■ **WORK TO DO**:
Gather up all lines that carry the word "whose".

[Saved data entries]
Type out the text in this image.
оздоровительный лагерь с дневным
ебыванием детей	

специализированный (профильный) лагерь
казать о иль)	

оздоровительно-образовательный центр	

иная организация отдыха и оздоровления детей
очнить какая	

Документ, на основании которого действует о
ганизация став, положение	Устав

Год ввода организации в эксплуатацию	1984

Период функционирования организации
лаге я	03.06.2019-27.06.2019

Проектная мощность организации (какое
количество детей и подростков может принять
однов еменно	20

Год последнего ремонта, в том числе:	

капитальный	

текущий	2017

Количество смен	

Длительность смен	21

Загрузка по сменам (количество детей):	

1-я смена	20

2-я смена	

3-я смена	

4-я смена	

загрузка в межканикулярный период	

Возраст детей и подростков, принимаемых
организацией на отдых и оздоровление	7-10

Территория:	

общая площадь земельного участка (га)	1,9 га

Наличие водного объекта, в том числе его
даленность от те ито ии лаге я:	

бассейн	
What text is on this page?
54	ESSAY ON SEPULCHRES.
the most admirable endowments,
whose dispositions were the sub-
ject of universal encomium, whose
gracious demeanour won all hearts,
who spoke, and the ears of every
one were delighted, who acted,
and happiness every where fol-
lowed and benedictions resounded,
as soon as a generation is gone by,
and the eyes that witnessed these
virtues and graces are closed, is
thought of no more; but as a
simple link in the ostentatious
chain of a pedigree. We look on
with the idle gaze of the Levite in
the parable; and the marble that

■ **ANSWER FOR THE TASK**:
whose dispositions were the sub-
ject of universal encomium, whose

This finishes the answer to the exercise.